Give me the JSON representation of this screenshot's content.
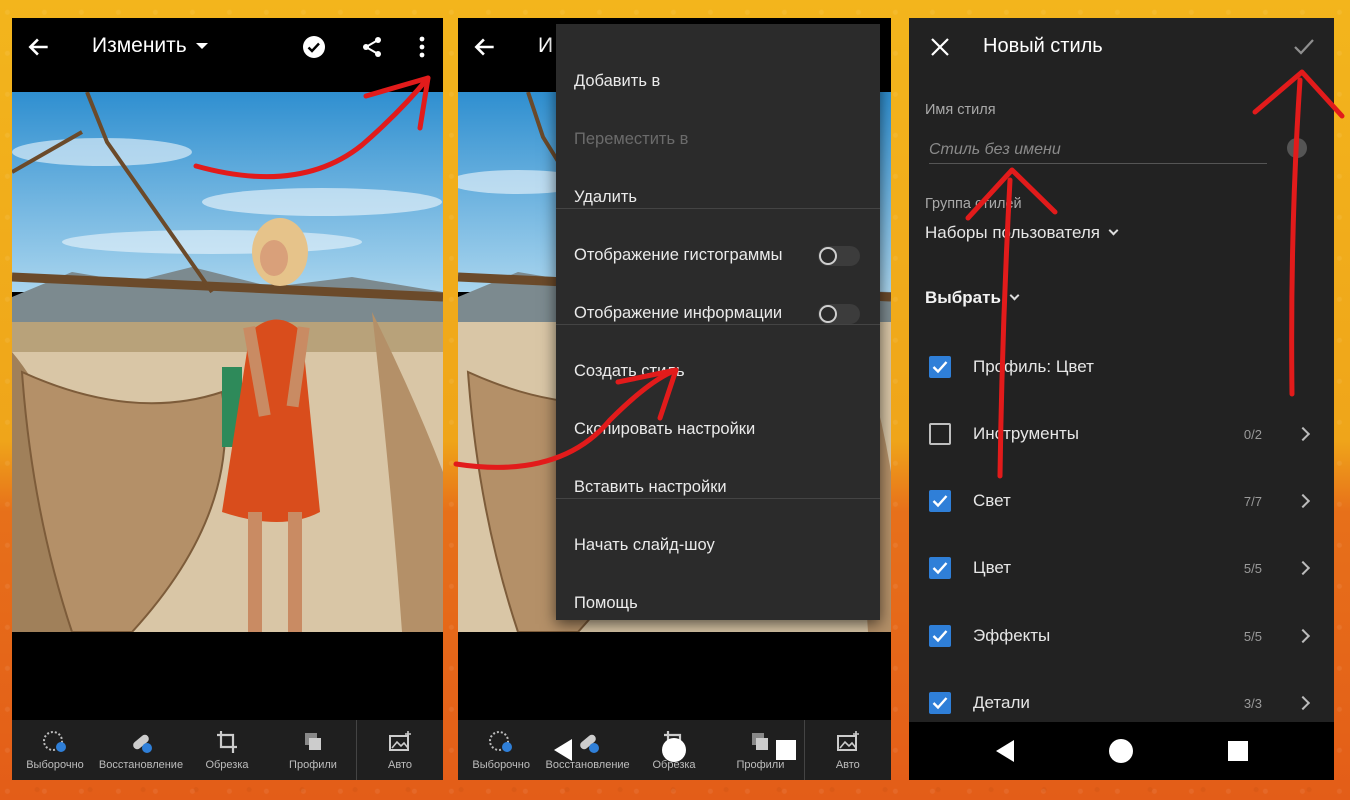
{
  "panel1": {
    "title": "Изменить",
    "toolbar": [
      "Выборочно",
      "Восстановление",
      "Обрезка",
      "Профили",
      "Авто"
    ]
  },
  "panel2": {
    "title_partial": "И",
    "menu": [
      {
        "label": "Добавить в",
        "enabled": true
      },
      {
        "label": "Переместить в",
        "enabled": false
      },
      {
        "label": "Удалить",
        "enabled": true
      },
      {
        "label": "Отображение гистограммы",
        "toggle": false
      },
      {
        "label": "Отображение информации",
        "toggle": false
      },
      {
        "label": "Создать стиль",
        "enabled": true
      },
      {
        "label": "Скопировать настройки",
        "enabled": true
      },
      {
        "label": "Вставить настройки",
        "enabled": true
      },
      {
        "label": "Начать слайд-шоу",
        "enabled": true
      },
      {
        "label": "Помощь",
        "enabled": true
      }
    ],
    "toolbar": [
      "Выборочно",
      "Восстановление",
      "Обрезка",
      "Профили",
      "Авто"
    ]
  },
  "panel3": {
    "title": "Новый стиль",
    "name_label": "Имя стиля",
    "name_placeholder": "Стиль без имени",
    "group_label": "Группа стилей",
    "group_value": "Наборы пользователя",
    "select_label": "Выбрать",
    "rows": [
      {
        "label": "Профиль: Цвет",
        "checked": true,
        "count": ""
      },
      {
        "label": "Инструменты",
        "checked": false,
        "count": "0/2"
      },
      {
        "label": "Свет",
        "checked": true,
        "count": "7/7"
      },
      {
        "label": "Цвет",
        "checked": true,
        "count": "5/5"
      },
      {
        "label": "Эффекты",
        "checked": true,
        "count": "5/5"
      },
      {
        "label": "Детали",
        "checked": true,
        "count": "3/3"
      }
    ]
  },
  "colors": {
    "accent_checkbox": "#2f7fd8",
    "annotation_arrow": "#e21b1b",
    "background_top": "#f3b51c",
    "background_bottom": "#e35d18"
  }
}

***

Copy the whole of the material above exactly, but not its images.

SOLUTION TO THE PROBLEM:
Give me the JSON representation of this screenshot's content.
{
  "panel1": {
    "title": "Изменить",
    "toolbar": [
      "Выборочно",
      "Восстановление",
      "Обрезка",
      "Профили",
      "Авто"
    ]
  },
  "panel2": {
    "title_partial": "И",
    "menu": [
      {
        "label": "Добавить в",
        "enabled": true
      },
      {
        "label": "Переместить в",
        "enabled": false
      },
      {
        "label": "Удалить",
        "enabled": true
      },
      {
        "label": "Отображение гистограммы",
        "toggle": false
      },
      {
        "label": "Отображение информации",
        "toggle": false
      },
      {
        "label": "Создать стиль",
        "enabled": true
      },
      {
        "label": "Скопировать настройки",
        "enabled": true
      },
      {
        "label": "Вставить настройки",
        "enabled": true
      },
      {
        "label": "Начать слайд-шоу",
        "enabled": true
      },
      {
        "label": "Помощь",
        "enabled": true
      }
    ],
    "toolbar": [
      "Выборочно",
      "Восстановление",
      "Обрезка",
      "Профили",
      "Авто"
    ]
  },
  "panel3": {
    "title": "Новый стиль",
    "name_label": "Имя стиля",
    "name_placeholder": "Стиль без имени",
    "group_label": "Группа стилей",
    "group_value": "Наборы пользователя",
    "select_label": "Выбрать",
    "rows": [
      {
        "label": "Профиль: Цвет",
        "checked": true,
        "count": ""
      },
      {
        "label": "Инструменты",
        "checked": false,
        "count": "0/2"
      },
      {
        "label": "Свет",
        "checked": true,
        "count": "7/7"
      },
      {
        "label": "Цвет",
        "checked": true,
        "count": "5/5"
      },
      {
        "label": "Эффекты",
        "checked": true,
        "count": "5/5"
      },
      {
        "label": "Детали",
        "checked": true,
        "count": "3/3"
      }
    ]
  },
  "colors": {
    "accent_checkbox": "#2f7fd8",
    "annotation_arrow": "#e21b1b",
    "background_top": "#f3b51c",
    "background_bottom": "#e35d18"
  }
}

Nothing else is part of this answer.